EXERCISE –
Write the data out again exactly, with no pictures.

RECORDED INFORMATION –
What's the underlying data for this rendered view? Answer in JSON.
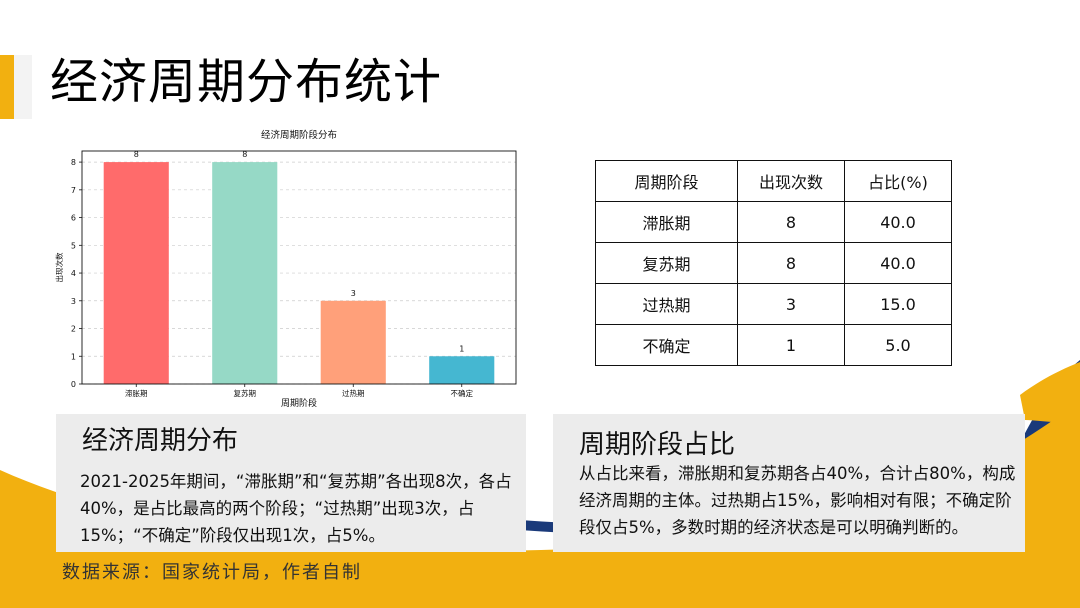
{
  "page": {
    "title": "经济周期分布统计",
    "source": "数据来源：国家统计局，作者自制"
  },
  "colors": {
    "accent_yellow": "#f2b010",
    "accent_navy": "#1a3a7a",
    "card_bg": "#ececec"
  },
  "chart_data": {
    "type": "bar",
    "title": "经济周期阶段分布",
    "xlabel": "周期阶段",
    "ylabel": "出现次数",
    "categories": [
      "滞胀期",
      "复苏期",
      "过热期",
      "不确定"
    ],
    "values": [
      8,
      8,
      3,
      1
    ],
    "bar_colors": [
      "#ff6b6b",
      "#96d9c6",
      "#ffa07a",
      "#45b7d1"
    ],
    "ylim": [
      0,
      8.4
    ],
    "yticks": [
      0,
      1,
      2,
      3,
      4,
      5,
      6,
      7,
      8
    ],
    "grid": true,
    "data_labels": true
  },
  "table": {
    "headers": [
      "周期阶段",
      "出现次数",
      "占比(%)"
    ],
    "rows": [
      [
        "滞胀期",
        "8",
        "40.0"
      ],
      [
        "复苏期",
        "8",
        "40.0"
      ],
      [
        "过热期",
        "3",
        "15.0"
      ],
      [
        "不确定",
        "1",
        "5.0"
      ]
    ]
  },
  "cards": {
    "left": {
      "title": "经济周期分布",
      "body": "2021-2025年期间，“滞胀期”和“复苏期”各出现8次，各占40%，是占比最高的两个阶段；“过热期”出现3次，占15%；“不确定”阶段仅出现1次，占5%。"
    },
    "right": {
      "title": "周期阶段占比",
      "body": "从占比来看，滞胀期和复苏期各占40%，合计占80%，构成经济周期的主体。过热期占15%，影响相对有限；不确定阶段仅占5%，多数时期的经济状态是可以明确判断的。"
    }
  }
}
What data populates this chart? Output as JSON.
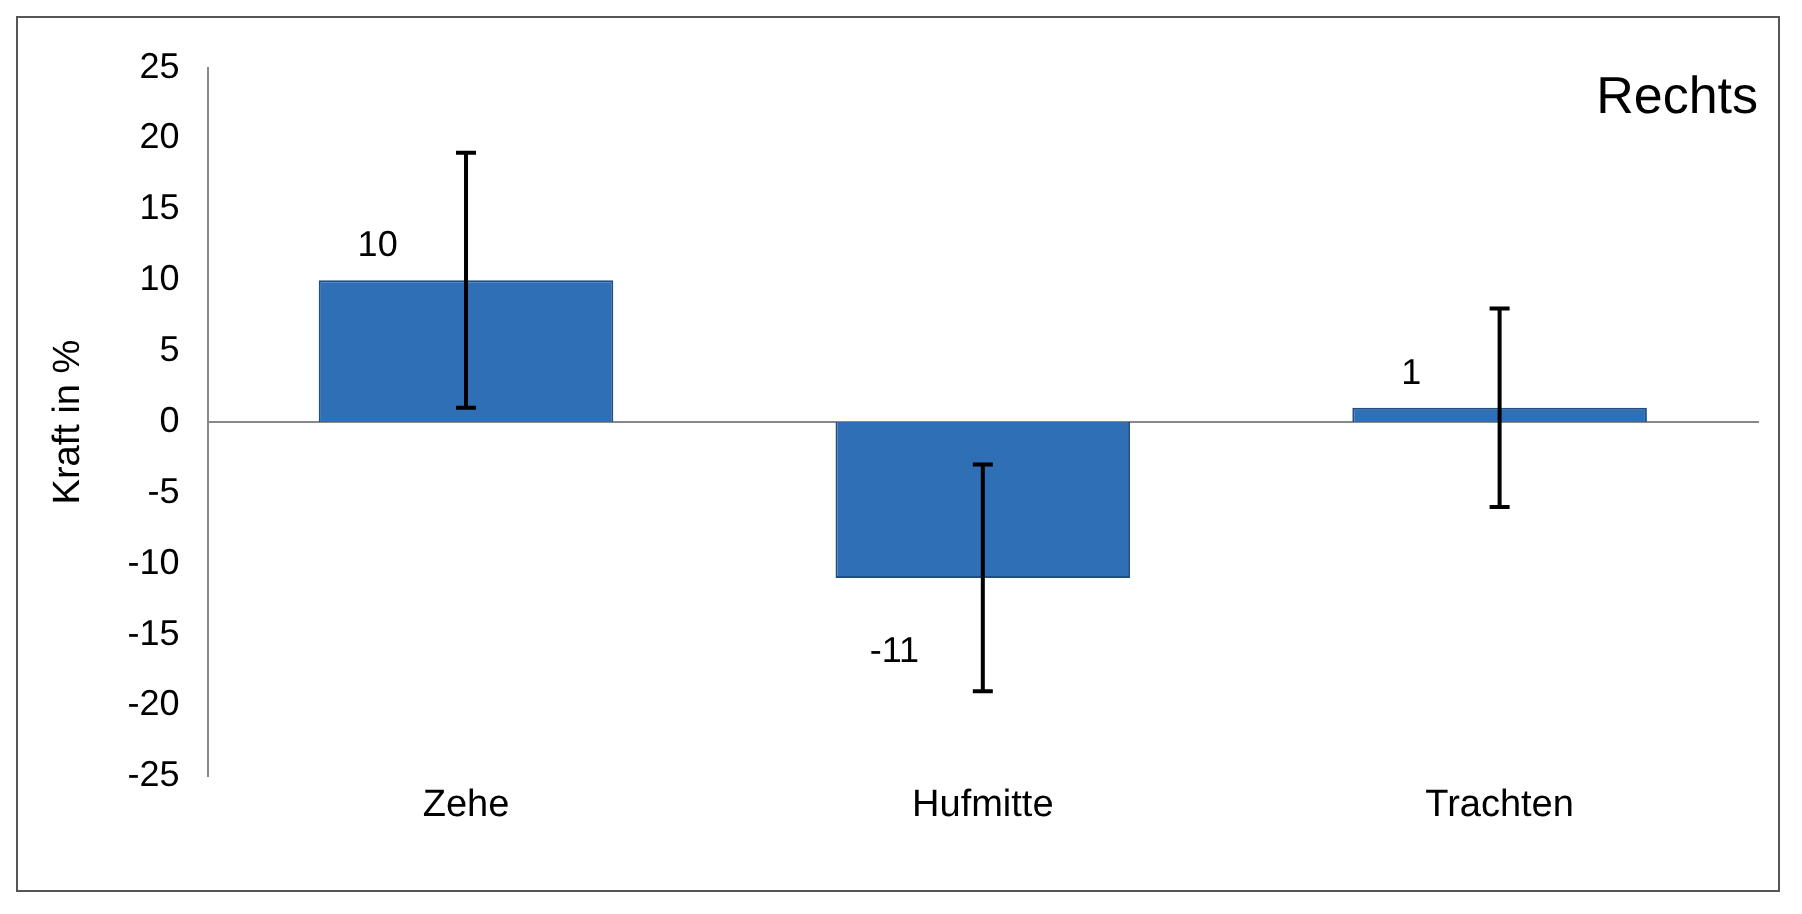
{
  "chart_data": {
    "type": "bar",
    "title": "Rechts",
    "ylabel": "Kraft in %",
    "categories": [
      "Zehe",
      "Hufmitte",
      "Trachten"
    ],
    "values": [
      10,
      -11,
      1
    ],
    "errors": [
      9,
      8,
      7
    ],
    "color": "#2f6fb5",
    "ylim": [
      -25,
      25
    ],
    "yticks": [
      -25,
      -20,
      -15,
      -10,
      -5,
      0,
      5,
      10,
      15,
      20,
      25
    ],
    "data_labels": true,
    "legend": false
  }
}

RESPONSE –
What's the underlying data for this rendered view? Answer in JSON.
{
  "page": {
    "title": "经济周期分布统计",
    "source": "数据来源：国家统计局，作者自制"
  },
  "colors": {
    "accent_yellow": "#f2b010",
    "accent_navy": "#1a3a7a",
    "card_bg": "#ececec"
  },
  "chart_data": {
    "type": "bar",
    "title": "经济周期阶段分布",
    "xlabel": "周期阶段",
    "ylabel": "出现次数",
    "categories": [
      "滞胀期",
      "复苏期",
      "过热期",
      "不确定"
    ],
    "values": [
      8,
      8,
      3,
      1
    ],
    "bar_colors": [
      "#ff6b6b",
      "#96d9c6",
      "#ffa07a",
      "#45b7d1"
    ],
    "ylim": [
      0,
      8.4
    ],
    "yticks": [
      0,
      1,
      2,
      3,
      4,
      5,
      6,
      7,
      8
    ],
    "grid": true,
    "data_labels": true
  },
  "table": {
    "headers": [
      "周期阶段",
      "出现次数",
      "占比(%)"
    ],
    "rows": [
      [
        "滞胀期",
        "8",
        "40.0"
      ],
      [
        "复苏期",
        "8",
        "40.0"
      ],
      [
        "过热期",
        "3",
        "15.0"
      ],
      [
        "不确定",
        "1",
        "5.0"
      ]
    ]
  },
  "cards": {
    "left": {
      "title": "经济周期分布",
      "body": "2021-2025年期间，“滞胀期”和“复苏期”各出现8次，各占40%，是占比最高的两个阶段；“过热期”出现3次，占15%；“不确定”阶段仅出现1次，占5%。"
    },
    "right": {
      "title": "周期阶段占比",
      "body": "从占比来看，滞胀期和复苏期各占40%，合计占80%，构成经济周期的主体。过热期占15%，影响相对有限；不确定阶段仅占5%，多数时期的经济状态是可以明确判断的。"
    }
  }
}
What data populates this chart? Output as JSON.
{
  "chart_data": {
    "type": "bar",
    "title": "Rechts",
    "ylabel": "Kraft in %",
    "categories": [
      "Zehe",
      "Hufmitte",
      "Trachten"
    ],
    "values": [
      10,
      -11,
      1
    ],
    "errors": [
      9,
      8,
      7
    ],
    "color": "#2f6fb5",
    "ylim": [
      -25,
      25
    ],
    "yticks": [
      -25,
      -20,
      -15,
      -10,
      -5,
      0,
      5,
      10,
      15,
      20,
      25
    ],
    "data_labels": true,
    "legend": false
  }
}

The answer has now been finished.